AIM OF THE EXERCISE: Extract every line below that contains the word "inhibi".

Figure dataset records

»»

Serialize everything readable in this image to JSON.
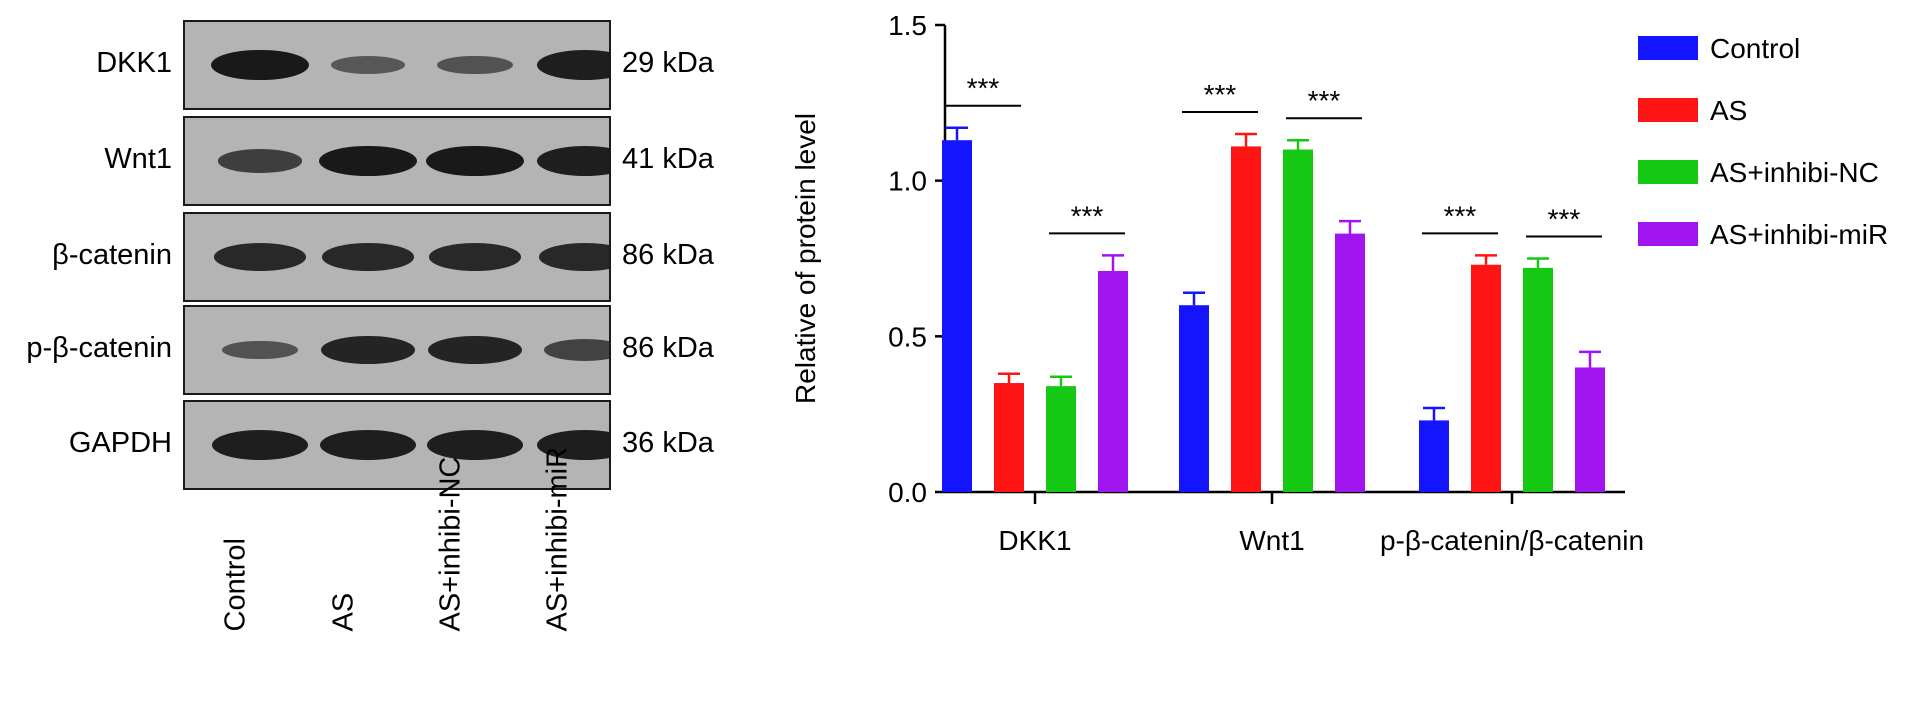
{
  "blot": {
    "rows": [
      {
        "label": "DKK1",
        "kda": "29 kDa",
        "intensity": [
          0.95,
          0.35,
          0.4,
          0.9
        ]
      },
      {
        "label": "Wnt1",
        "kda": "41 kDa",
        "intensity": [
          0.6,
          0.95,
          0.95,
          0.9
        ]
      },
      {
        "label": "β-catenin",
        "kda": "86 kDa",
        "intensity": [
          0.8,
          0.8,
          0.8,
          0.8
        ]
      },
      {
        "label": "p-β-catenin",
        "kda": "86 kDa",
        "intensity": [
          0.4,
          0.85,
          0.85,
          0.55
        ]
      },
      {
        "label": "GAPDH",
        "kda": "36 kDa",
        "intensity": [
          0.9,
          0.9,
          0.9,
          0.9
        ]
      }
    ],
    "lanes": [
      "Control",
      "AS",
      "AS+inhibi-NC",
      "AS+inhibi-miR"
    ]
  },
  "chart_data": {
    "type": "bar",
    "title": "",
    "xlabel": "",
    "ylabel": "Relative of protein level",
    "ylim": [
      0,
      1.5
    ],
    "yticks": [
      "0.0",
      "0.5",
      "1.0",
      "1.5"
    ],
    "categories": [
      "DKK1",
      "Wnt1",
      "p-β-catenin/β-catenin"
    ],
    "series": [
      {
        "name": "Control",
        "color": "#1414ff",
        "values": [
          1.13,
          0.6,
          0.23
        ],
        "errors": [
          0.04,
          0.04,
          0.04
        ]
      },
      {
        "name": "AS",
        "color": "#ff1414",
        "values": [
          0.35,
          1.11,
          0.73
        ],
        "errors": [
          0.03,
          0.04,
          0.03
        ]
      },
      {
        "name": "AS+inhibi-NC",
        "color": "#14c814",
        "values": [
          0.34,
          1.1,
          0.72
        ],
        "errors": [
          0.03,
          0.03,
          0.03
        ]
      },
      {
        "name": "AS+inhibi-miR",
        "color": "#a014f0",
        "values": [
          0.71,
          0.83,
          0.4
        ],
        "errors": [
          0.05,
          0.04,
          0.05
        ]
      }
    ],
    "significance": [
      {
        "category": 0,
        "from": 0,
        "to": 1,
        "label": "***"
      },
      {
        "category": 0,
        "from": 2,
        "to": 3,
        "label": "***"
      },
      {
        "category": 1,
        "from": 0,
        "to": 1,
        "label": "***"
      },
      {
        "category": 1,
        "from": 2,
        "to": 3,
        "label": "***"
      },
      {
        "category": 2,
        "from": 0,
        "to": 1,
        "label": "***"
      },
      {
        "category": 2,
        "from": 2,
        "to": 3,
        "label": "***"
      }
    ],
    "legend_position": "right"
  }
}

««

EXPECTED ANSWER:
      "AS+inhibi-NC",
      "AS+inhibi-miR"
        "name": "AS+inhibi-NC",
        "name": "AS+inhibi-miR",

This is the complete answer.